── INPUT

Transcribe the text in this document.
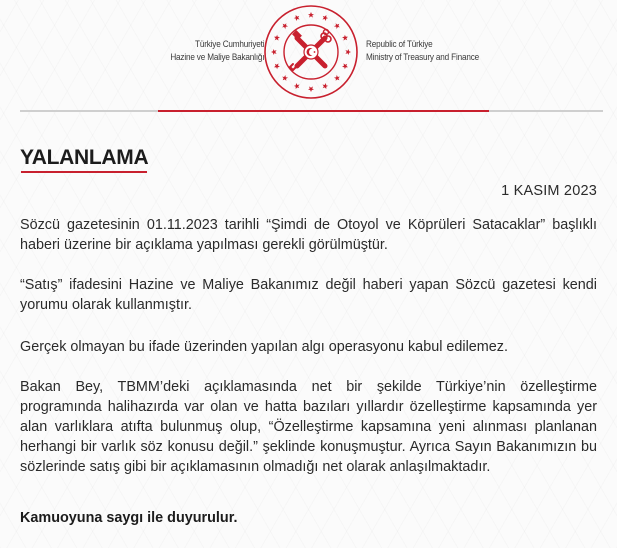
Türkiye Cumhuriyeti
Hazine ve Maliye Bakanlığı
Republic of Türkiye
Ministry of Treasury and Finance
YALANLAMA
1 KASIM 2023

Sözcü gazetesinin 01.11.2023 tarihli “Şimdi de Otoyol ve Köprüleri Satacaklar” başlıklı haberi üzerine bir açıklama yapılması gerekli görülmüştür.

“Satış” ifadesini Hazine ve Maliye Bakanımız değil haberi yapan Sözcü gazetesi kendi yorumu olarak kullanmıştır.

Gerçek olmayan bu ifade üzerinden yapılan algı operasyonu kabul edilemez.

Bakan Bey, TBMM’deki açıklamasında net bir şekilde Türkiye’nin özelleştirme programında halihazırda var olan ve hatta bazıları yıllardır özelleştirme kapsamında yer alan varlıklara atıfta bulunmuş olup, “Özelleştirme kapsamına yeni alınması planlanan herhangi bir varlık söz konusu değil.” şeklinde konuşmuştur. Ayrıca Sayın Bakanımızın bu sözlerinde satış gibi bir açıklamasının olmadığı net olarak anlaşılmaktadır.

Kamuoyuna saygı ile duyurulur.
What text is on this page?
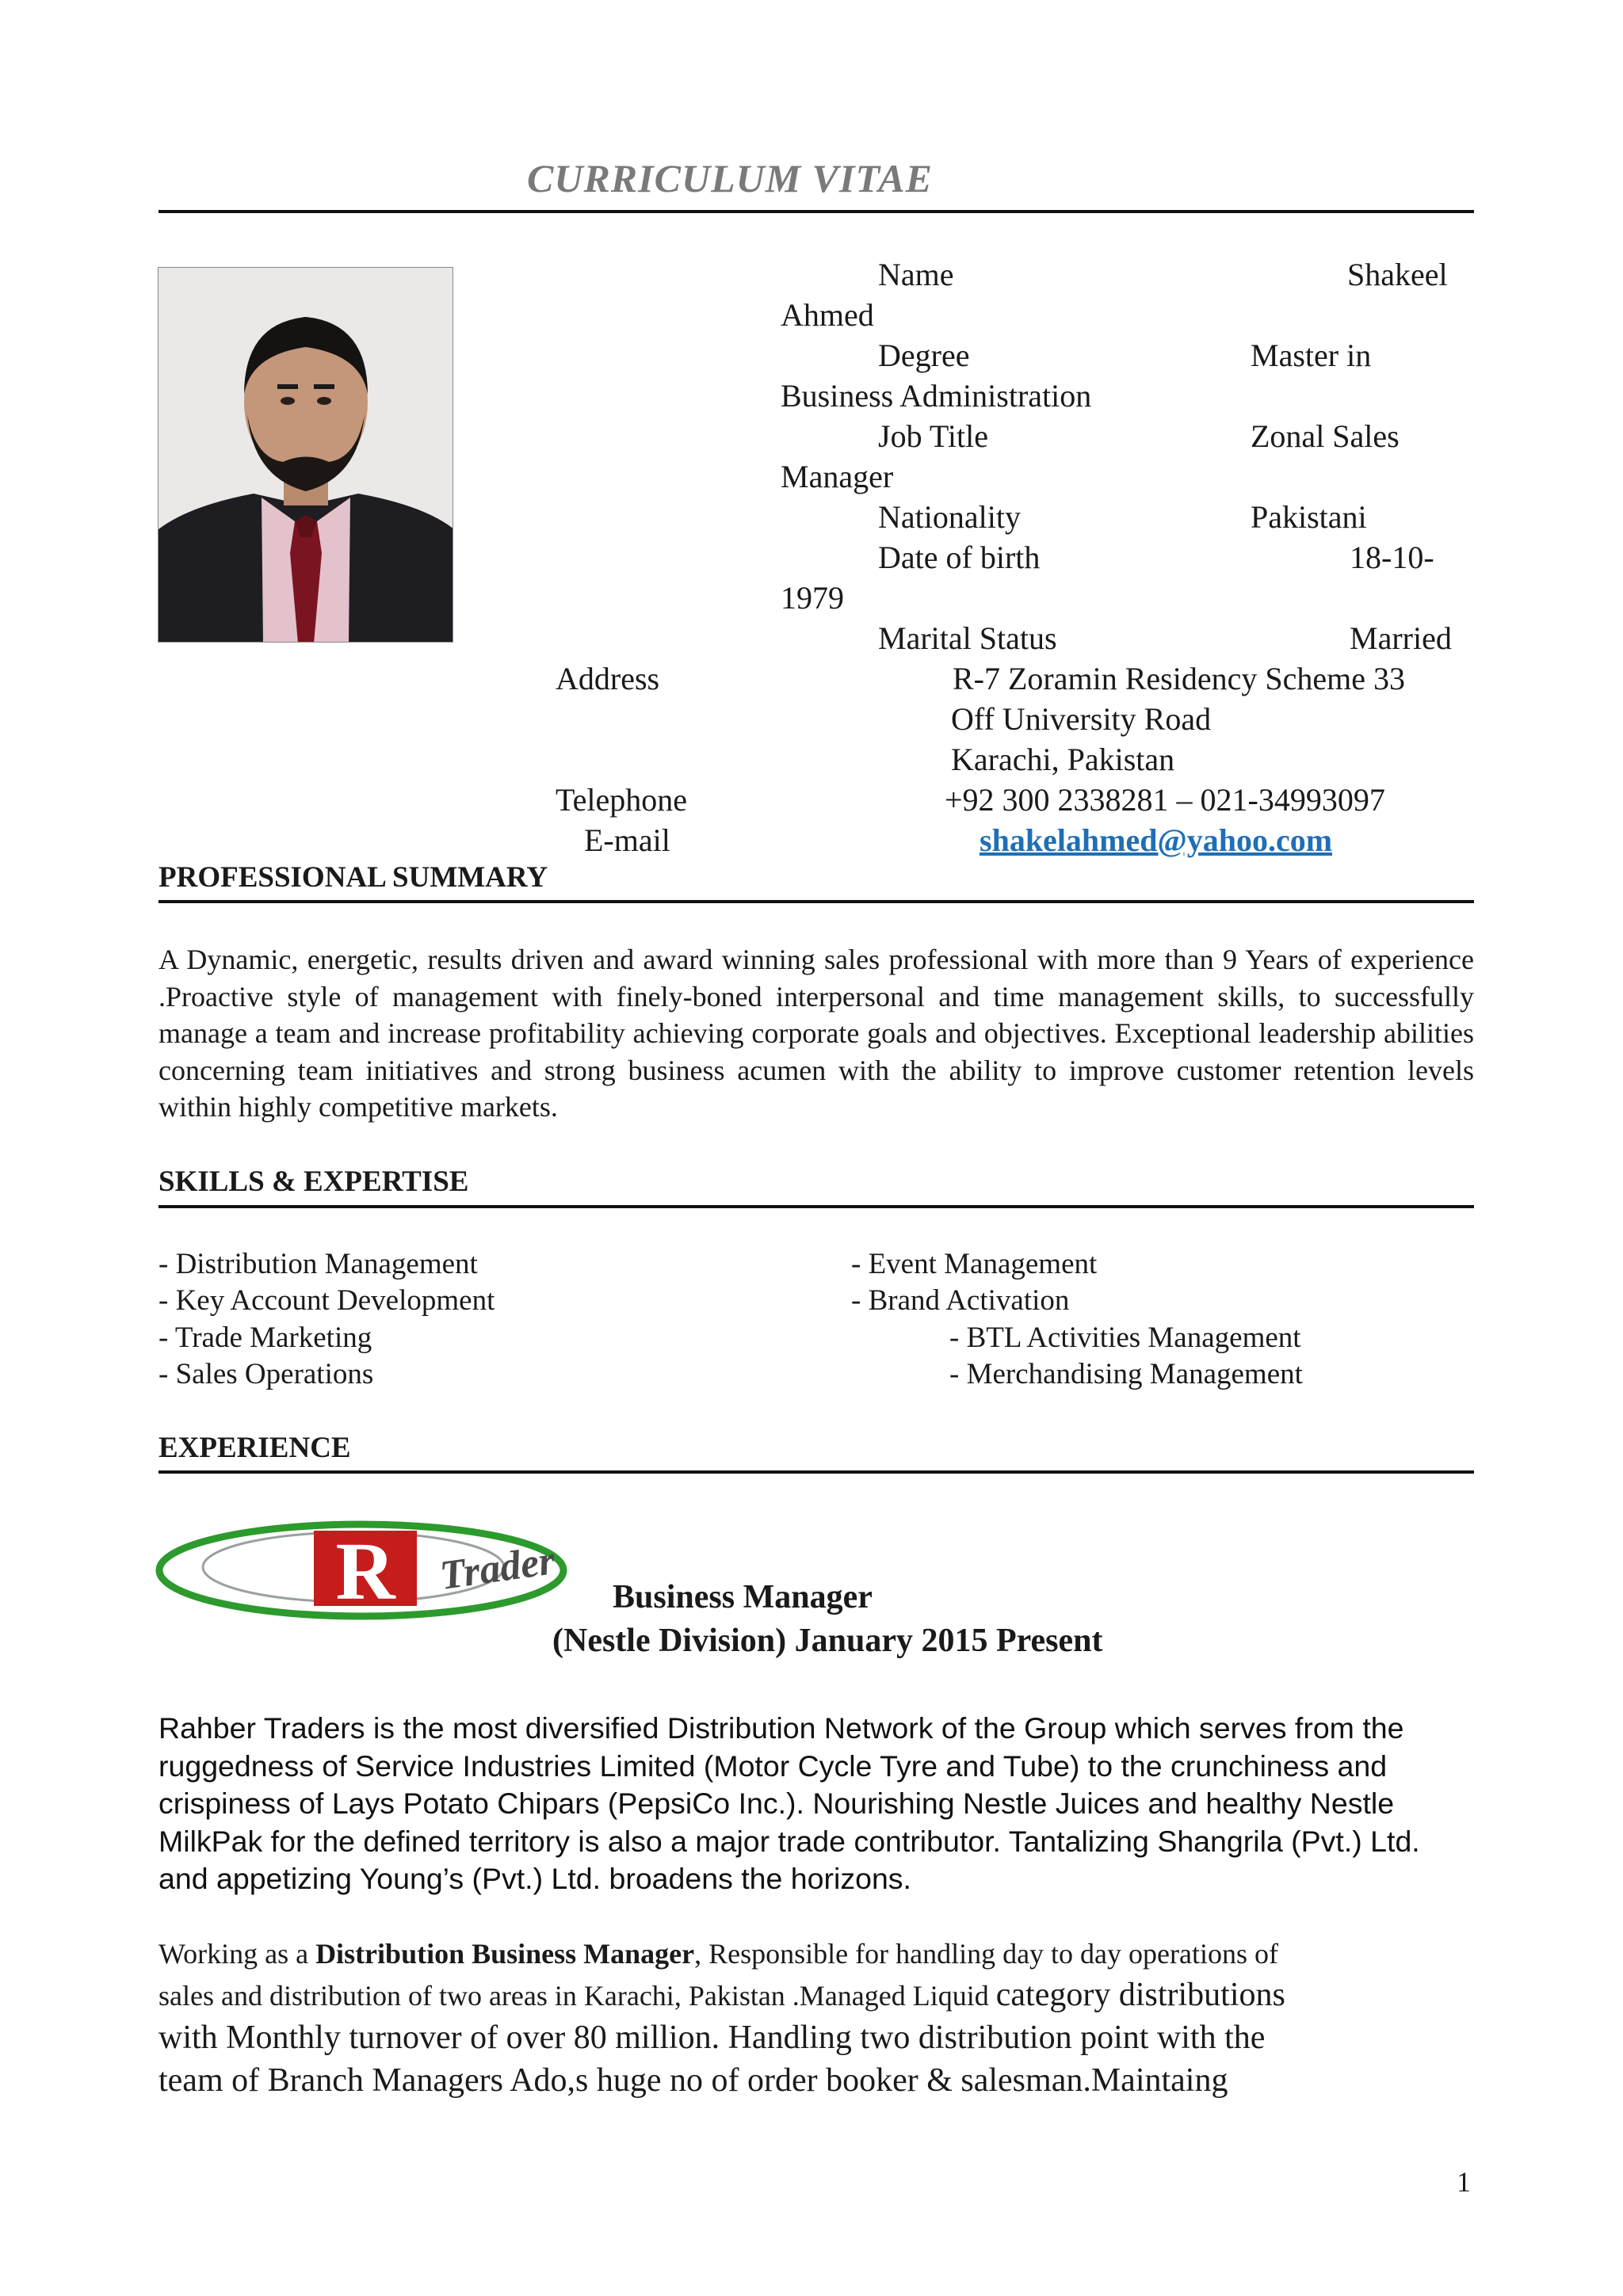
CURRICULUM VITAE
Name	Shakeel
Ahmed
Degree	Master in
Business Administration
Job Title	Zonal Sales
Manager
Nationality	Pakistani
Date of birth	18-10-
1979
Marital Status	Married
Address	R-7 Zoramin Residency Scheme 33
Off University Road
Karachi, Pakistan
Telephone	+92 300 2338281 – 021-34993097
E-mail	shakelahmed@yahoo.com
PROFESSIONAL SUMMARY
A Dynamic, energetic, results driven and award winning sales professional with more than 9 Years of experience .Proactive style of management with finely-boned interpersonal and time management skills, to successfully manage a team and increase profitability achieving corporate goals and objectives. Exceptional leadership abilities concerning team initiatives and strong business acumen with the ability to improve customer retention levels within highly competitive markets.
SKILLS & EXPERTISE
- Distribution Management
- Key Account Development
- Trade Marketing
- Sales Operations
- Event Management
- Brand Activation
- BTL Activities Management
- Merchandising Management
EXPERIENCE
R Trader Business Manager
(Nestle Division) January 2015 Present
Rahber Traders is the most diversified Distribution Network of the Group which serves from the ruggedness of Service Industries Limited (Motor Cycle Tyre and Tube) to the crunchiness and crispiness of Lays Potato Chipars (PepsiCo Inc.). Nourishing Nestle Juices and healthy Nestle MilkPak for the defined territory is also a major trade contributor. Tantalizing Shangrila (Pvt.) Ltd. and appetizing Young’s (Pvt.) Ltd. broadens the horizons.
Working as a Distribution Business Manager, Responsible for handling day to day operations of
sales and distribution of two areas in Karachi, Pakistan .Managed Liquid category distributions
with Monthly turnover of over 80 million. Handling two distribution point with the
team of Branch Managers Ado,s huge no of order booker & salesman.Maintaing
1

────

» **TO DO**:
Go through the entries above and pull out each line with "text" in it.

» **ANSWER**:
Transcribe the text in this document.
What text is on this page?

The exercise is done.